(Requirements)
In your copy, repeat the records exactly and leave out the pictures.

** begin Records for this exercise **

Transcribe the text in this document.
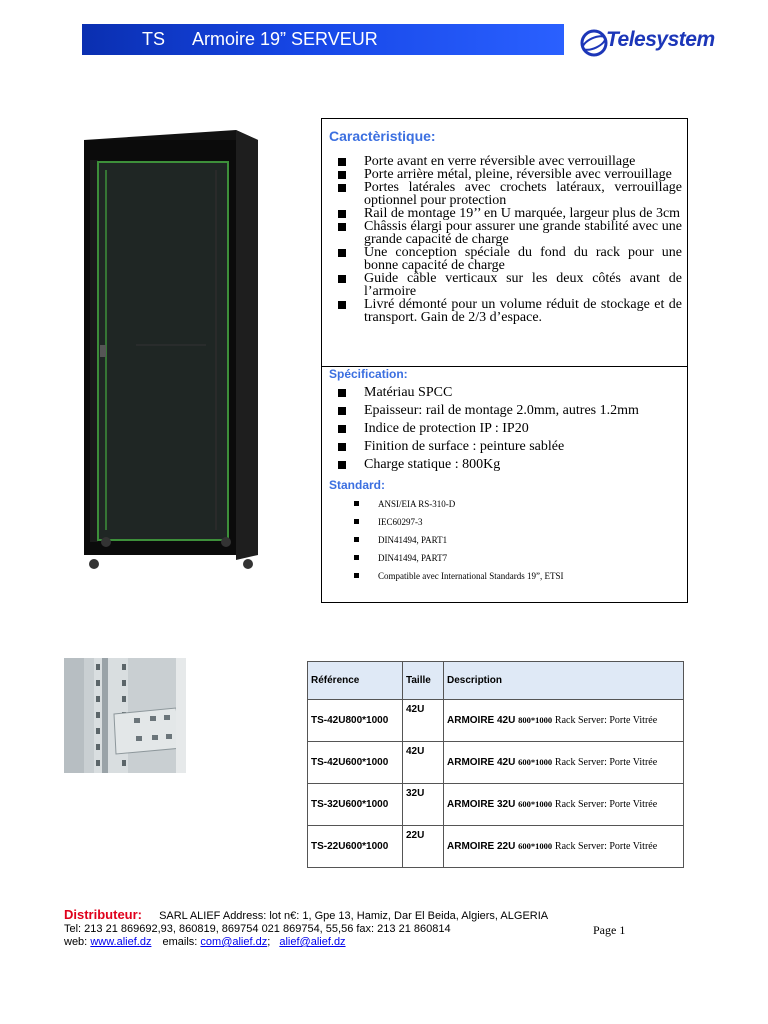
TS Armoire 19” SERVEUR	Telesystem
Caractèristique:
Porte avant en verre réversible avec verrouillage
Porte arrière métal, pleine, réversible avec verrouillage
Portes latérales avec crochets latéraux, verrouillage optionnel pour protection
Rail de montage 19’’ en U marquée, largeur plus de 3cm
Châssis élargi pour assurer une grande stabilité avec une grande capacité de charge
Une conception spéciale du fond du rack pour une bonne capacité de charge
Guide câble verticaux sur les deux côtés avant de l’armoire
Livré démonté pour un volume réduit de stockage et de transport. Gain de 2/3 d’espace.
Spécification:
Matériau SPCC
Epaisseur: rail de montage 2.0mm, autres 1.2mm
Indice de protection IP : IP20
Finition de surface : peinture sablée
Charge statique : 800Kg
Standard:
ANSI/EIA RS-310-D
IEC60297-3
DIN41494, PART1
DIN41494, PART7
Compatible avec International Standards 19”, ETSI
Référence	Taille	Description
TS-42U800*1000	42U	ARMOIRE 42U 800*1000 Rack Server: Porte Vitrée
TS-42U600*1000	42U	ARMOIRE 42U 600*1000 Rack Server: Porte Vitrée
TS-32U600*1000	32U	ARMOIRE 32U 600*1000 Rack Server: Porte Vitrée
TS-22U600*1000	22U	ARMOIRE 22U 600*1000 Rack Server: Porte Vitrée
Distributeur: SARL ALIEF Address: lot n€: 1, Gpe 13, Hamiz, Dar El Beida, Algiers, ALGERIA
Tel: 213 21 869692,93, 860819, 869754 021 869754, 55,56 fax: 213 21 860814
web: www.alief.dz emails: com@alief.dz; alief@alief.dz
Page 1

** end Records for this exercise **

(The output)
Transcribe the text in this document.
TS Armoire 19” SERVEUR	Telesystem
Caractèristique:
Porte avant en verre réversible avec verrouillage
Porte arrière métal, pleine, réversible avec verrouillage
Portes latérales avec crochets latéraux, verrouillage optionnel pour protection
Rail de montage 19’’ en U marquée, largeur plus de 3cm
Châssis élargi pour assurer une grande stabilité avec une grande capacité de charge
Une conception spéciale du fond du rack pour une bonne capacité de charge
Guide câble verticaux sur les deux côtés avant de l’armoire
Livré démonté pour un volume réduit de stockage et de transport. Gain de 2/3 d’espace.
Spécification:
Matériau SPCC
Epaisseur: rail de montage 2.0mm, autres 1.2mm
Indice de protection IP : IP20
Finition de surface : peinture sablée
Charge statique : 800Kg
Standard:
ANSI/EIA RS-310-D
IEC60297-3
DIN41494, PART1
DIN41494, PART7
Compatible avec International Standards 19”, ETSI
Référence	Taille	Description
TS-42U800*1000	42U	ARMOIRE 42U 800*1000 Rack Server: Porte Vitrée
TS-42U600*1000	42U	ARMOIRE 42U 600*1000 Rack Server: Porte Vitrée
TS-32U600*1000	32U	ARMOIRE 32U 600*1000 Rack Server: Porte Vitrée
TS-22U600*1000	22U	ARMOIRE 22U 600*1000 Rack Server: Porte Vitrée
Distributeur: SARL ALIEF Address: lot n€: 1, Gpe 13, Hamiz, Dar El Beida, Algiers, ALGERIA
Tel: 213 21 869692,93, 860819, 869754 021 869754, 55,56 fax: 213 21 860814
web: www.alief.dz emails: com@alief.dz; alief@alief.dz
Page 1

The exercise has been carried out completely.